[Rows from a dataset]
........

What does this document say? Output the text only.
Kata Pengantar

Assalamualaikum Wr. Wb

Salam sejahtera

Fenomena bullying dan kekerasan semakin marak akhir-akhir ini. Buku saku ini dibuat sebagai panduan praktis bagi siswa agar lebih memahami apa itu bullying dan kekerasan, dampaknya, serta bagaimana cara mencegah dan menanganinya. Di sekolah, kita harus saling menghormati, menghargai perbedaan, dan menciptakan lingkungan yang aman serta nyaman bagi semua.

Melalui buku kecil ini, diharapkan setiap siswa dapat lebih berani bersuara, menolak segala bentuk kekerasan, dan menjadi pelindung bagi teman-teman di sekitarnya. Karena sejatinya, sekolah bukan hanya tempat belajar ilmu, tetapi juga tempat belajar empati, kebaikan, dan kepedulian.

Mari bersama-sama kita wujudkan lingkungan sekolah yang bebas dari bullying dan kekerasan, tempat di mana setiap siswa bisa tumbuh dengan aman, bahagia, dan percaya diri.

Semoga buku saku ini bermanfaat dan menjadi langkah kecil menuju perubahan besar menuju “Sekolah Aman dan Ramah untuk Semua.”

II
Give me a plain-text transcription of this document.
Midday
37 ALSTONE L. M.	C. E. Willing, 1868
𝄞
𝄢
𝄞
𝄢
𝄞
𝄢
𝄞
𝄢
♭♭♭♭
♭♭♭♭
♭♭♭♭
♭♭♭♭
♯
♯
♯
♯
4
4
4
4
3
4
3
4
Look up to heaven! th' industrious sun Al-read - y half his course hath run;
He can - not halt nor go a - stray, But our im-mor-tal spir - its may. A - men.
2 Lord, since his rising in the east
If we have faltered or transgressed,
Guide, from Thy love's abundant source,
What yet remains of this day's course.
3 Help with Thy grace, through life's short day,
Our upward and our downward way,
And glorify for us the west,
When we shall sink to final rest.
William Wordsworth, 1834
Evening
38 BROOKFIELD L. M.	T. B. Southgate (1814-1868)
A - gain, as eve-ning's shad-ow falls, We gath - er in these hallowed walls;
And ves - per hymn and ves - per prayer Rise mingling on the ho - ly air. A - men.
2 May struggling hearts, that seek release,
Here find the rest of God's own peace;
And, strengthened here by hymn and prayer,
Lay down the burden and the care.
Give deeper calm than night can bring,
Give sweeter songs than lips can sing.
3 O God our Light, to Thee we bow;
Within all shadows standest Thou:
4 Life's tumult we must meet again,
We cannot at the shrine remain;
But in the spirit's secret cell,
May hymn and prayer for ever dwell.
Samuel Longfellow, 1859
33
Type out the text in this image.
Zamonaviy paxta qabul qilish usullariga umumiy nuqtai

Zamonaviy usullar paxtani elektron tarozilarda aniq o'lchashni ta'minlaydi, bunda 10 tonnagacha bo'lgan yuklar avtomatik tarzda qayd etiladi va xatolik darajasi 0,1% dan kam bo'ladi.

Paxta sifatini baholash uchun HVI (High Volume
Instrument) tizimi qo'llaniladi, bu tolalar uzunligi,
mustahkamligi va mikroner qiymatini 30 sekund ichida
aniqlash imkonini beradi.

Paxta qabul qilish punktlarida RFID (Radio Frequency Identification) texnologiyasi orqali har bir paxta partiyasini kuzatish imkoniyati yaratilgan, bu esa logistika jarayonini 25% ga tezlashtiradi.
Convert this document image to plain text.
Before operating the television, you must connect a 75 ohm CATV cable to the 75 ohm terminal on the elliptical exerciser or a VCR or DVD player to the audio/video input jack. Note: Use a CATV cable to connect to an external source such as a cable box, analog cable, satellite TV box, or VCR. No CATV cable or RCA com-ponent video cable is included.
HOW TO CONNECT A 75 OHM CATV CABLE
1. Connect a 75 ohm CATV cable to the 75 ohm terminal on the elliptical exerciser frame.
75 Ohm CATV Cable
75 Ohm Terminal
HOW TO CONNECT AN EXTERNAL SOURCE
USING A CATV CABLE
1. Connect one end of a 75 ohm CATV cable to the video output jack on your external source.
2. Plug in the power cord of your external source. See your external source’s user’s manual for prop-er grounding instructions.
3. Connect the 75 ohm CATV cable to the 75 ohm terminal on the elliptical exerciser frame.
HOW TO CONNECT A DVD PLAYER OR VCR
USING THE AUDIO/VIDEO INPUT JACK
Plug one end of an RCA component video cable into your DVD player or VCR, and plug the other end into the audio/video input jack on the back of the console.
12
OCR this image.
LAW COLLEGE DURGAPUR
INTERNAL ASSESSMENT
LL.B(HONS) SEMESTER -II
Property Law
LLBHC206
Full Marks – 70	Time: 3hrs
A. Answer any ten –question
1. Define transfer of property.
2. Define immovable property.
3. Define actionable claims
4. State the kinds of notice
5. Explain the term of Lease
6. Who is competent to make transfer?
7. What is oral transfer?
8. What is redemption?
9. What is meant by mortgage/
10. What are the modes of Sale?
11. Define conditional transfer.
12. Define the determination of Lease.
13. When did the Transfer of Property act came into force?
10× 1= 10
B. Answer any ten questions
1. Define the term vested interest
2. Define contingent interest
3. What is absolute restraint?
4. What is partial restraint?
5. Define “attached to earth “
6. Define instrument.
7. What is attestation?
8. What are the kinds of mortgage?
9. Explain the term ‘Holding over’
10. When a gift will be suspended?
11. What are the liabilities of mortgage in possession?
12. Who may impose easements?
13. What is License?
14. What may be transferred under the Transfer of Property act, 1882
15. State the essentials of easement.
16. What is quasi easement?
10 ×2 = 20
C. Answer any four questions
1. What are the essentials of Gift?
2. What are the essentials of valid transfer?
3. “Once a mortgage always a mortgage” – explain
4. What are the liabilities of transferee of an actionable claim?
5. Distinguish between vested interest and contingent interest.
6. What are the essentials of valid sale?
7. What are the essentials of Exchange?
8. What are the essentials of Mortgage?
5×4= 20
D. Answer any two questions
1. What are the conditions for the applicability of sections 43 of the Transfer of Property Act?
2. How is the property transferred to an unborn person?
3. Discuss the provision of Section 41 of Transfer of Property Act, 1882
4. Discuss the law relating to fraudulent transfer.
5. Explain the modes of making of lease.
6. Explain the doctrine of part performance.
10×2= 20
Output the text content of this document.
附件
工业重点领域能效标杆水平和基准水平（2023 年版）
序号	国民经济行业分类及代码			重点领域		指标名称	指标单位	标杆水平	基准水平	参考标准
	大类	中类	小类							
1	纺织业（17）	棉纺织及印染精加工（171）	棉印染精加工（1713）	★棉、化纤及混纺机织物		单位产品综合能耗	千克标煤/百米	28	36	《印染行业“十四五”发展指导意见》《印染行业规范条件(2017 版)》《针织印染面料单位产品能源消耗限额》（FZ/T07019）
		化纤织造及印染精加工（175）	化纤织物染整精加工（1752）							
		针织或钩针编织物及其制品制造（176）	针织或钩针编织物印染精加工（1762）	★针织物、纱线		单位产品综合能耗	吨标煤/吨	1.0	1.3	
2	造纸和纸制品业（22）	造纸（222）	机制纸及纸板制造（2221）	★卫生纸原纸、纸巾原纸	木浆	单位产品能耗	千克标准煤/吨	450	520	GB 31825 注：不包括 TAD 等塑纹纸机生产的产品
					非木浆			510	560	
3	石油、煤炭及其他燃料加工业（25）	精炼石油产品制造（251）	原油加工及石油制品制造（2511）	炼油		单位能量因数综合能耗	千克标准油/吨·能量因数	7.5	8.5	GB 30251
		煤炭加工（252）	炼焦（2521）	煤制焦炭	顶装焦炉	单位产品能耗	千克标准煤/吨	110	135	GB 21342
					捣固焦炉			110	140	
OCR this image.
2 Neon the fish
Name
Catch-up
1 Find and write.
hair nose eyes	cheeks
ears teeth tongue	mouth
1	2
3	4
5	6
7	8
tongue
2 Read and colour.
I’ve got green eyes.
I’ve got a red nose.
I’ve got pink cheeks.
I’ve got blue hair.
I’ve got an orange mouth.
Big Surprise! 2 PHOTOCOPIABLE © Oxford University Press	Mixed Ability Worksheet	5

........

> [EXERCISE]: Among the records above, find each line holding the string "exerciser" and pull it out.

> [WRITTEN SOLUTION]:
Before operating the television, you must connect a 75 ohm CATV cable to the 75 ohm terminal on the elliptical exerciser or a VCR or DVD player to the audio/video input jack. Note: Use a CATV cable to connect to an external source such as a cable box, analog cable, satellite TV box, or VCR. No CATV cable or RCA com-ponent video cable is included.
1. Connect a 75 ohm CATV cable to the 75 ohm terminal on the elliptical exerciser frame.
3. Connect the 75 ohm CATV cable to the 75 ohm terminal on the elliptical exerciser frame.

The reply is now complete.